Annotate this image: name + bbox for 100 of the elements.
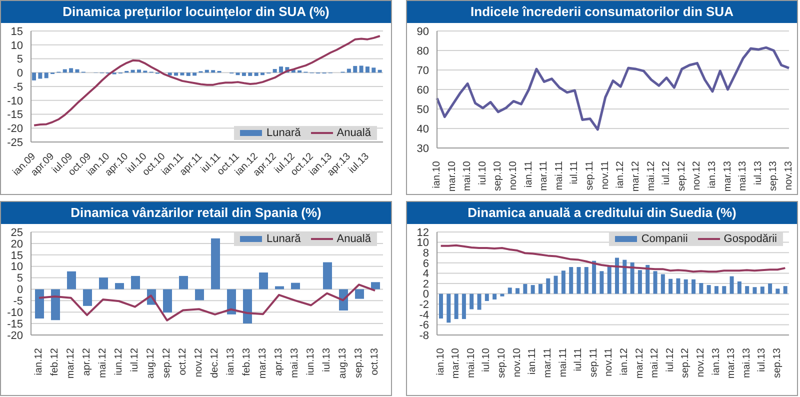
bar: [699, 282, 704, 294]
legend-label: Anuală: [336, 232, 371, 246]
bar: [630, 262, 634, 294]
bar: [745, 286, 750, 294]
x-tick-label: sep.13: [768, 160, 780, 192]
x-tick-label: iul.13: [756, 348, 768, 372]
y-tick-label: -8: [419, 330, 429, 342]
bar: [99, 278, 108, 290]
bar: [538, 284, 542, 294]
bar: [783, 286, 788, 294]
bar: [51, 289, 60, 320]
bar: [462, 294, 466, 320]
bar: [546, 278, 550, 294]
bar: [523, 284, 528, 294]
y-tick-label: -5: [13, 296, 23, 308]
bar: [180, 72, 184, 76]
bar: [291, 282, 300, 290]
y-tick-label: -20: [7, 330, 23, 342]
bar: [592, 260, 596, 294]
bar: [192, 72, 197, 76]
legend-label: Anuală: [336, 126, 371, 140]
x-tick-label: mai.13: [738, 160, 749, 192]
y-tick-label: 8: [422, 248, 429, 260]
y-tick-label: 6: [422, 258, 429, 270]
bar: [211, 238, 220, 290]
x-tick-label: ian.10: [435, 348, 446, 376]
bar: [195, 289, 204, 300]
x-tick-label: mar.12: [634, 348, 646, 379]
x-tick-label: oct.12: [178, 348, 188, 376]
bar: [136, 70, 141, 73]
x-tick-label: sep.13: [772, 348, 784, 378]
bar: [32, 72, 36, 80]
chart-title: Dinamica vânzărilor retail din Spania (%): [1, 202, 391, 224]
x-tick-label: nov.11: [604, 348, 615, 377]
x-tick-label: ian.11: [523, 160, 534, 188]
y-tick-label: 2: [422, 278, 429, 290]
x-tick-label: mar.11: [542, 348, 554, 378]
bar: [584, 267, 588, 294]
bar: [446, 294, 451, 323]
bar: [115, 283, 124, 290]
bar: [44, 72, 48, 78]
bar: [653, 271, 658, 294]
x-tick-label: mar.10: [446, 160, 458, 192]
bar: [359, 66, 364, 73]
x-tick-label: iul.10: [481, 348, 492, 372]
bar: [371, 282, 380, 290]
bar: [676, 278, 680, 294]
x-tick-label: ian.11: [527, 348, 538, 375]
bar: [622, 260, 627, 294]
bar: [69, 68, 74, 73]
bar: [254, 72, 258, 76]
x-tick-label: ian.13: [706, 160, 718, 188]
x-tick-label: iun.13: [306, 348, 316, 376]
bar: [776, 288, 780, 294]
bar: [484, 294, 489, 302]
bar: [554, 276, 558, 294]
legend-label: Companii: [641, 232, 688, 246]
y-tick-label: 10: [416, 237, 429, 250]
x-tick-label: mai.13: [741, 348, 752, 378]
y-tick-label: -15: [7, 318, 23, 330]
bar: [168, 72, 172, 76]
bar: [638, 270, 642, 294]
legend-label: Lunară: [266, 232, 301, 246]
x-tick-label: iul.11: [569, 160, 580, 184]
x-tick-label: mai.10: [466, 348, 477, 378]
bar: [692, 279, 696, 294]
y-tick-label: 60: [416, 84, 429, 96]
x-tick-label: sep.10: [496, 348, 508, 378]
y-tick-label: -15: [7, 109, 23, 122]
x-tick-label: nov.10: [512, 348, 523, 378]
y-tick-label: 5: [16, 54, 23, 66]
x-tick-label: iul.12: [664, 348, 676, 372]
x-tick-label: mai.11: [558, 348, 569, 378]
x-tick-label: ian.10: [432, 160, 442, 188]
bar: [569, 267, 574, 294]
x-tick-label: dec.12: [210, 348, 220, 378]
y-tick-label: -2: [419, 299, 429, 312]
y-tick-label: 0: [16, 68, 23, 80]
bar: [35, 289, 44, 319]
x-tick-label: nov.12: [692, 160, 703, 190]
x-tick-label: sep.13: [354, 348, 364, 378]
y-tick-label: -10: [7, 95, 23, 108]
bar: [492, 294, 497, 300]
x-tick-label: iul.12: [130, 348, 140, 372]
bar: [227, 289, 236, 314]
y-tick-label: 5: [16, 272, 23, 285]
y-tick-label: -5: [13, 81, 23, 94]
y-tick-label: 90: [416, 26, 429, 38]
x-tick-label: feb.13: [242, 348, 252, 376]
legend-label: Lunară: [266, 126, 301, 140]
bar: [62, 69, 67, 73]
x-tick-label: sep.12: [162, 348, 172, 378]
y-tick-label: -6: [419, 320, 429, 332]
x-tick-label: sep.12: [676, 160, 688, 192]
bar: [130, 70, 135, 73]
x-tick-label: feb.12: [50, 348, 60, 376]
x-tick-label: mai.13: [290, 348, 300, 378]
bar: [186, 72, 190, 76]
y-tick-label: -20: [7, 123, 23, 136]
x-tick-label: ian.13: [226, 348, 236, 376]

———

_Written request_
Could you copy out, unchanged, the entries from the line containing "bar: [699, 282, 704, 294]" up to and including the line containing "bar: [99, 278, 108, 290]"?

_Full answer_
bar: [699, 282, 704, 294]
legend-label: Anuală: [336, 232, 371, 246]
bar: [630, 262, 634, 294]
bar: [745, 286, 750, 294]
x-tick-label: sep.13: [768, 160, 780, 192]
x-tick-label: iul.13: [756, 348, 768, 372]
y-tick-label: -8: [419, 330, 429, 342]
bar: [99, 278, 108, 290]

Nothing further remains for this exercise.